Drop the pictures, then extract the listing word for word.

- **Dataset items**
##############################
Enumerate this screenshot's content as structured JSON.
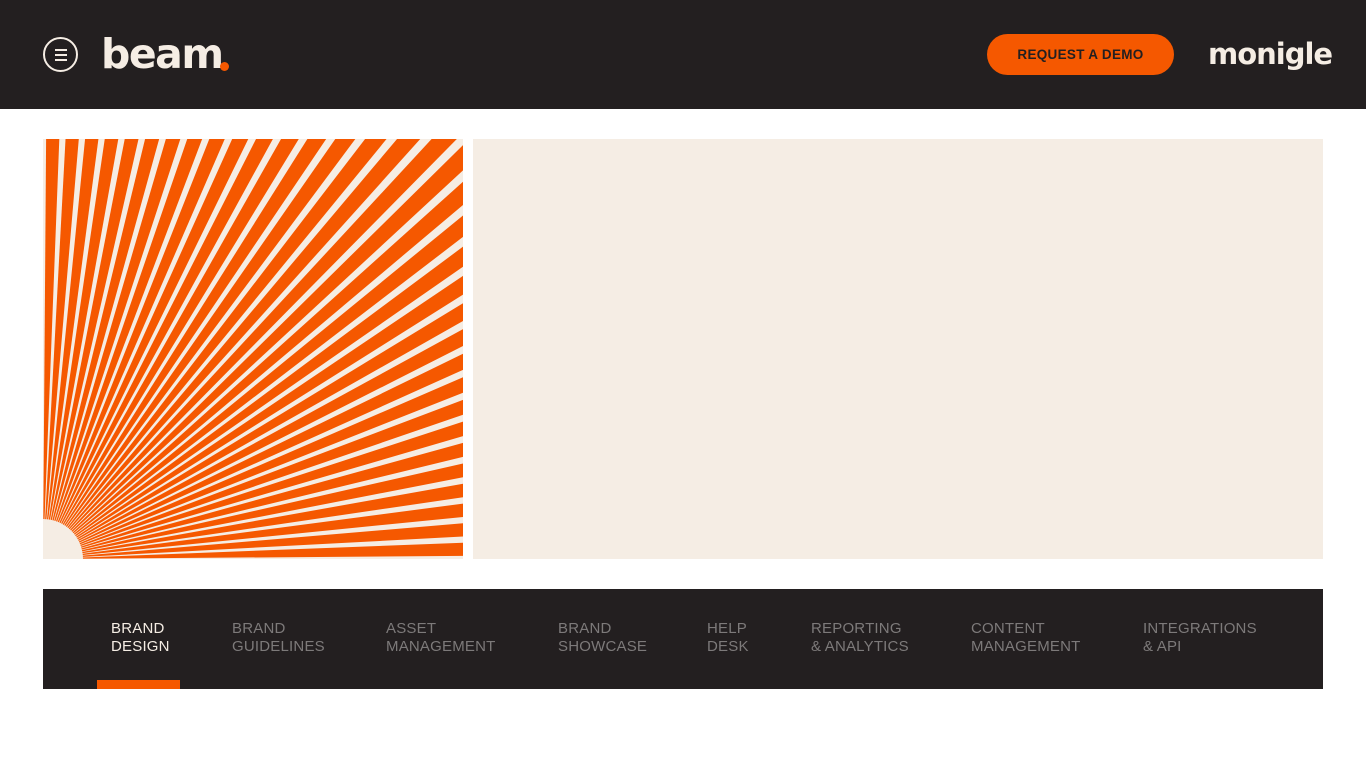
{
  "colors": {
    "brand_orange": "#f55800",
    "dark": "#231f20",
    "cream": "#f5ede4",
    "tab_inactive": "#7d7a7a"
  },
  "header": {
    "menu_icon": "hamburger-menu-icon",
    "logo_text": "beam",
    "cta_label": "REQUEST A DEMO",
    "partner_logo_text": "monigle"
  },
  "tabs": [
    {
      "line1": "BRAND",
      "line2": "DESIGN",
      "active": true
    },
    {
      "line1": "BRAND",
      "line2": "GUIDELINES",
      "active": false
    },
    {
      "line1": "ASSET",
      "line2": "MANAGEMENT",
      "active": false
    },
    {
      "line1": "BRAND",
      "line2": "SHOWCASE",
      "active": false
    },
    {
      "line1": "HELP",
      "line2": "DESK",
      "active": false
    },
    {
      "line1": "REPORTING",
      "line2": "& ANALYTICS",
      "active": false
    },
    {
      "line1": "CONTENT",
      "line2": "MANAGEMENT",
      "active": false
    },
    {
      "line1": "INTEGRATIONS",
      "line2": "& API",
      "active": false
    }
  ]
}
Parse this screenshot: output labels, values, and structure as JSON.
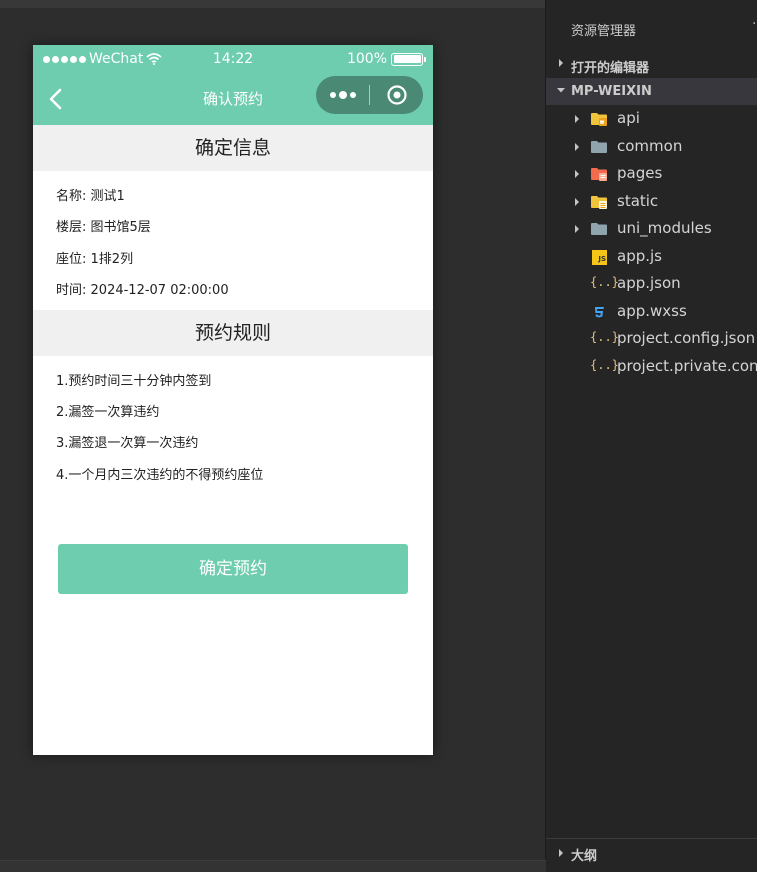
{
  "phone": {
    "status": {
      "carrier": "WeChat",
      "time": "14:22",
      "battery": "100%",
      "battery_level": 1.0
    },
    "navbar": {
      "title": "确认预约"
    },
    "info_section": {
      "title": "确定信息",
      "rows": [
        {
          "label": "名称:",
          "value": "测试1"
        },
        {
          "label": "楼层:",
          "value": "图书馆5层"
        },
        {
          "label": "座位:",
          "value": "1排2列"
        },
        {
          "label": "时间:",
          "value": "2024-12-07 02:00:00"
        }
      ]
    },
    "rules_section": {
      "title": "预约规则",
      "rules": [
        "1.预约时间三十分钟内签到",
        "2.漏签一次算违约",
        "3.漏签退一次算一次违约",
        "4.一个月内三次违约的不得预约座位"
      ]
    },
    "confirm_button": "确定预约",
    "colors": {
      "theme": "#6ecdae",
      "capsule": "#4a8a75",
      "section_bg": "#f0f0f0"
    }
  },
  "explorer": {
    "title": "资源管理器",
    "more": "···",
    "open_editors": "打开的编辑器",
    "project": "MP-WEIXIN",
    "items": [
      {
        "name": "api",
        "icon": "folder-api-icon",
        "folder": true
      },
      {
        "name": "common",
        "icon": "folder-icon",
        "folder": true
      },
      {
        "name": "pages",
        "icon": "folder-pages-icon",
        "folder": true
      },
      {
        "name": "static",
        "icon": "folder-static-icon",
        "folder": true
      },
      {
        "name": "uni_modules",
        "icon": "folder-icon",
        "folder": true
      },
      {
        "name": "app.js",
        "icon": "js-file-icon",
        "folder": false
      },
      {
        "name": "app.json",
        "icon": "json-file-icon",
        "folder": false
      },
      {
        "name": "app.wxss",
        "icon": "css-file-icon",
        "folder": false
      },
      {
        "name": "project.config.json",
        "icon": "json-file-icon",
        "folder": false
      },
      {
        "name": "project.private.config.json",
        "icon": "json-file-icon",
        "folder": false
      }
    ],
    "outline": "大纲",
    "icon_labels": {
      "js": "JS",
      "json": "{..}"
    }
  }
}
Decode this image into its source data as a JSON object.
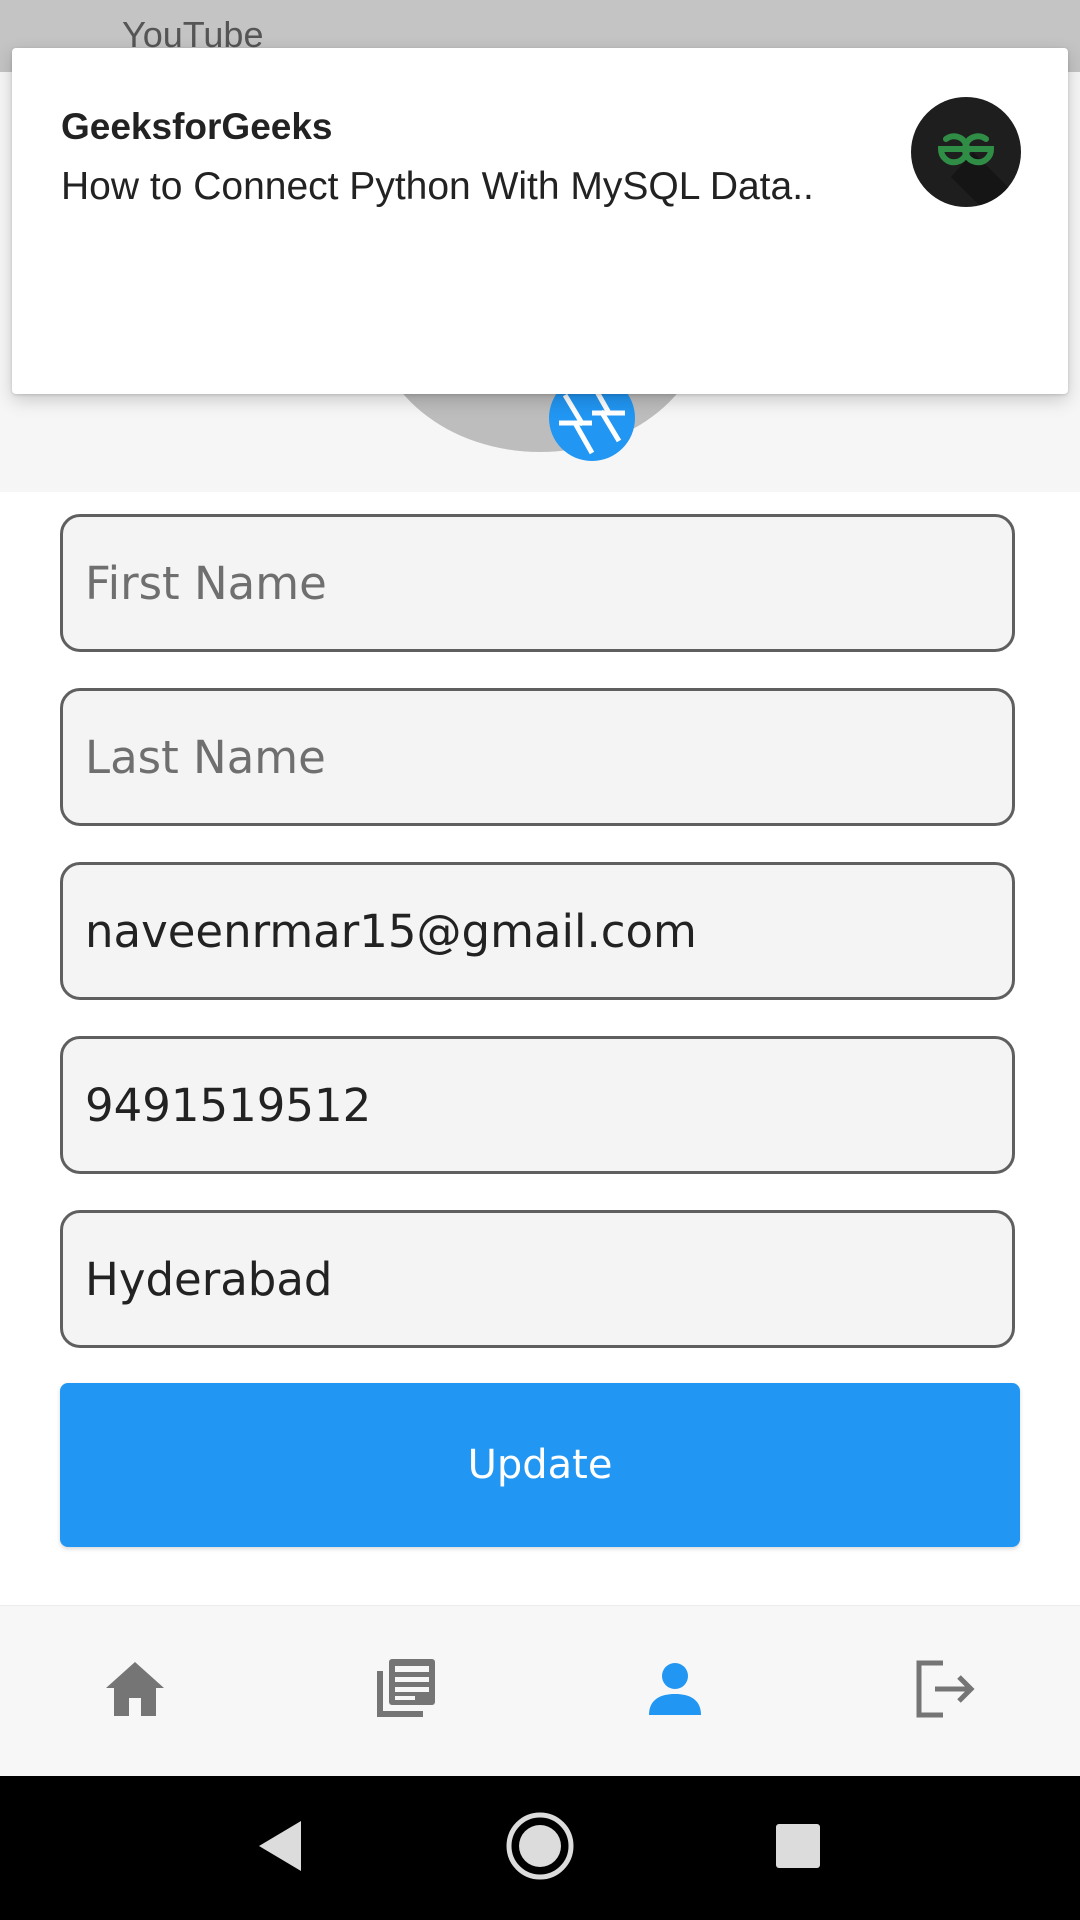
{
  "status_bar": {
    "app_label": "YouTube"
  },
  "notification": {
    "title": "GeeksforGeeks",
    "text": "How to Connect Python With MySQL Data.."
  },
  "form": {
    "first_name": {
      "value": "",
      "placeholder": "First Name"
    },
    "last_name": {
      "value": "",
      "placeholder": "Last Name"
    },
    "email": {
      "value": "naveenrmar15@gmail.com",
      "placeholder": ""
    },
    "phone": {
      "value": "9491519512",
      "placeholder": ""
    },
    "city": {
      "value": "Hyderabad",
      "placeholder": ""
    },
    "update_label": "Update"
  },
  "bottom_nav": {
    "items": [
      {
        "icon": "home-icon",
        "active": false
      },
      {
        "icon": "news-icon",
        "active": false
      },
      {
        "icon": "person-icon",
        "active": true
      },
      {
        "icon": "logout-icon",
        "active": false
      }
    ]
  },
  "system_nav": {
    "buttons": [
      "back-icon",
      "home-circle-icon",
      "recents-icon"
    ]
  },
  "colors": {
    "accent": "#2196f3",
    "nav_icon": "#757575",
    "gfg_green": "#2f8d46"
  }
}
##############################
- **THE SOLUTION**
Enumerate this screenshot's content as structured JSON.
{
  "colors": {
    "brand_orange": "#f55800",
    "dark": "#231f20",
    "cream": "#f5ede4",
    "tab_inactive": "#7d7a7a"
  },
  "header": {
    "menu_icon": "hamburger-menu-icon",
    "logo_text": "beam",
    "cta_label": "REQUEST A DEMO",
    "partner_logo_text": "monigle"
  },
  "tabs": [
    {
      "line1": "BRAND",
      "line2": "DESIGN",
      "active": true
    },
    {
      "line1": "BRAND",
      "line2": "GUIDELINES",
      "active": false
    },
    {
      "line1": "ASSET",
      "line2": "MANAGEMENT",
      "active": false
    },
    {
      "line1": "BRAND",
      "line2": "SHOWCASE",
      "active": false
    },
    {
      "line1": "HELP",
      "line2": "DESK",
      "active": false
    },
    {
      "line1": "REPORTING",
      "line2": "& ANALYTICS",
      "active": false
    },
    {
      "line1": "CONTENT",
      "line2": "MANAGEMENT",
      "active": false
    },
    {
      "line1": "INTEGRATIONS",
      "line2": "& API",
      "active": false
    }
  ]
}
Parse this screenshot: output labels, values, and structure as JSON.
{
  "phone": {
    "status": {
      "carrier": "WeChat",
      "time": "14:22",
      "battery": "100%",
      "battery_level": 1.0
    },
    "navbar": {
      "title": "确认预约"
    },
    "info_section": {
      "title": "确定信息",
      "rows": [
        {
          "label": "名称:",
          "value": "测试1"
        },
        {
          "label": "楼层:",
          "value": "图书馆5层"
        },
        {
          "label": "座位:",
          "value": "1排2列"
        },
        {
          "label": "时间:",
          "value": "2024-12-07 02:00:00"
        }
      ]
    },
    "rules_section": {
      "title": "预约规则",
      "rules": [
        "1.预约时间三十分钟内签到",
        "2.漏签一次算违约",
        "3.漏签退一次算一次违约",
        "4.一个月内三次违约的不得预约座位"
      ]
    },
    "confirm_button": "确定预约",
    "colors": {
      "theme": "#6ecdae",
      "capsule": "#4a8a75",
      "section_bg": "#f0f0f0"
    }
  },
  "explorer": {
    "title": "资源管理器",
    "more": "···",
    "open_editors": "打开的编辑器",
    "project": "MP-WEIXIN",
    "items": [
      {
        "name": "api",
        "icon": "folder-api-icon",
        "folder": true
      },
      {
        "name": "common",
        "icon": "folder-icon",
        "folder": true
      },
      {
        "name": "pages",
        "icon": "folder-pages-icon",
        "folder": true
      },
      {
        "name": "static",
        "icon": "folder-static-icon",
        "folder": true
      },
      {
        "name": "uni_modules",
        "icon": "folder-icon",
        "folder": true
      },
      {
        "name": "app.js",
        "icon": "js-file-icon",
        "folder": false
      },
      {
        "name": "app.json",
        "icon": "json-file-icon",
        "folder": false
      },
      {
        "name": "app.wxss",
        "icon": "css-file-icon",
        "folder": false
      },
      {
        "name": "project.config.json",
        "icon": "json-file-icon",
        "folder": false
      },
      {
        "name": "project.private.config.json",
        "icon": "json-file-icon",
        "folder": false
      }
    ],
    "outline": "大纲",
    "icon_labels": {
      "js": "JS",
      "json": "{..}"
    }
  }
}
Decode this image into its source data as a JSON object.
{
  "status_bar": {
    "app_label": "YouTube"
  },
  "notification": {
    "title": "GeeksforGeeks",
    "text": "How to Connect Python With MySQL Data.."
  },
  "form": {
    "first_name": {
      "value": "",
      "placeholder": "First Name"
    },
    "last_name": {
      "value": "",
      "placeholder": "Last Name"
    },
    "email": {
      "value": "naveenrmar15@gmail.com",
      "placeholder": ""
    },
    "phone": {
      "value": "9491519512",
      "placeholder": ""
    },
    "city": {
      "value": "Hyderabad",
      "placeholder": ""
    },
    "update_label": "Update"
  },
  "bottom_nav": {
    "items": [
      {
        "icon": "home-icon",
        "active": false
      },
      {
        "icon": "news-icon",
        "active": false
      },
      {
        "icon": "person-icon",
        "active": true
      },
      {
        "icon": "logout-icon",
        "active": false
      }
    ]
  },
  "system_nav": {
    "buttons": [
      "back-icon",
      "home-circle-icon",
      "recents-icon"
    ]
  },
  "colors": {
    "accent": "#2196f3",
    "nav_icon": "#757575",
    "gfg_green": "#2f8d46"
  }
}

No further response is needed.